OBJECTIVE = Output every entry exactly as written, but omit the pictures.

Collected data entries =
* * * * * * * * *
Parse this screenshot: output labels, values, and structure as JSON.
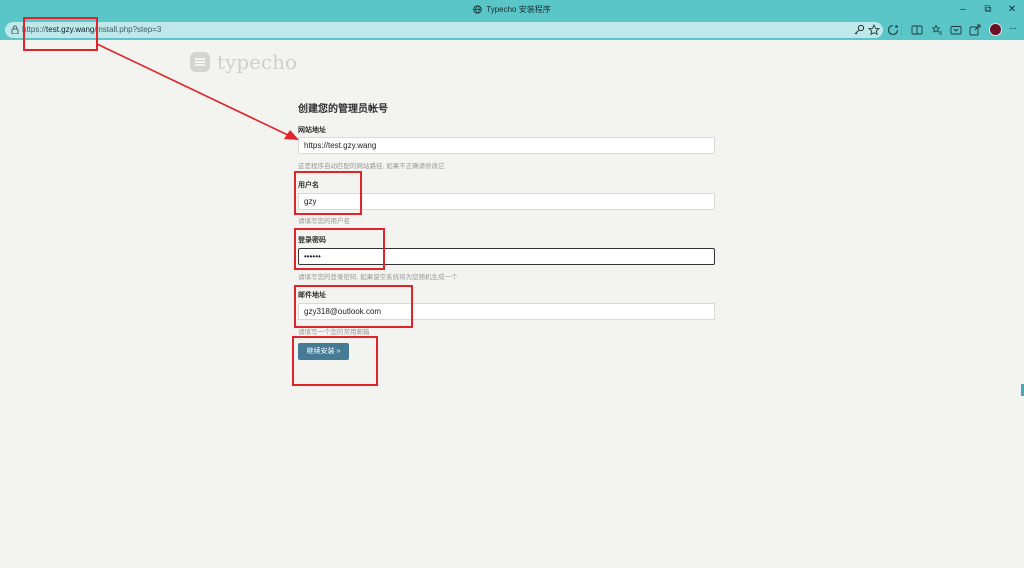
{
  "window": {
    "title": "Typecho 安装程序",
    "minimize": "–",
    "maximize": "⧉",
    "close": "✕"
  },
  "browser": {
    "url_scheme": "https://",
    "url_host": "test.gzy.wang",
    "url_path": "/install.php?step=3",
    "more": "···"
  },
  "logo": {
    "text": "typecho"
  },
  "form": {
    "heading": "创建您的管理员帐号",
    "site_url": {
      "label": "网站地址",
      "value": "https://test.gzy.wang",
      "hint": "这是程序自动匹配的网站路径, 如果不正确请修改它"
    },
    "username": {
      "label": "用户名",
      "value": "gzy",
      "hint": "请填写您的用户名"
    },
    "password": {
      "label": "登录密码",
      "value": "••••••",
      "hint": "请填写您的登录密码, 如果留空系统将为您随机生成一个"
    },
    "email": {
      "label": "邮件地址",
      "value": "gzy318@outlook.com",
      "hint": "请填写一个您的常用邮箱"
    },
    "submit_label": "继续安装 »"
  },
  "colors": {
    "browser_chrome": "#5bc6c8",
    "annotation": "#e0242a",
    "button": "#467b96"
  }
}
* * * * * * * * *
CORRECT RESPONSE =
Parse this screenshot: output labels, values, and structure as JSON.
{
  "window": {
    "title": "Typecho 安装程序",
    "minimize": "–",
    "maximize": "⧉",
    "close": "✕"
  },
  "browser": {
    "url_scheme": "https://",
    "url_host": "test.gzy.wang",
    "url_path": "/install.php?step=3",
    "more": "···"
  },
  "logo": {
    "text": "typecho"
  },
  "form": {
    "heading": "创建您的管理员帐号",
    "site_url": {
      "label": "网站地址",
      "value": "https://test.gzy.wang",
      "hint": "这是程序自动匹配的网站路径, 如果不正确请修改它"
    },
    "username": {
      "label": "用户名",
      "value": "gzy",
      "hint": "请填写您的用户名"
    },
    "password": {
      "label": "登录密码",
      "value": "••••••",
      "hint": "请填写您的登录密码, 如果留空系统将为您随机生成一个"
    },
    "email": {
      "label": "邮件地址",
      "value": "gzy318@outlook.com",
      "hint": "请填写一个您的常用邮箱"
    },
    "submit_label": "继续安装 »"
  },
  "colors": {
    "browser_chrome": "#5bc6c8",
    "annotation": "#e0242a",
    "button": "#467b96"
  }
}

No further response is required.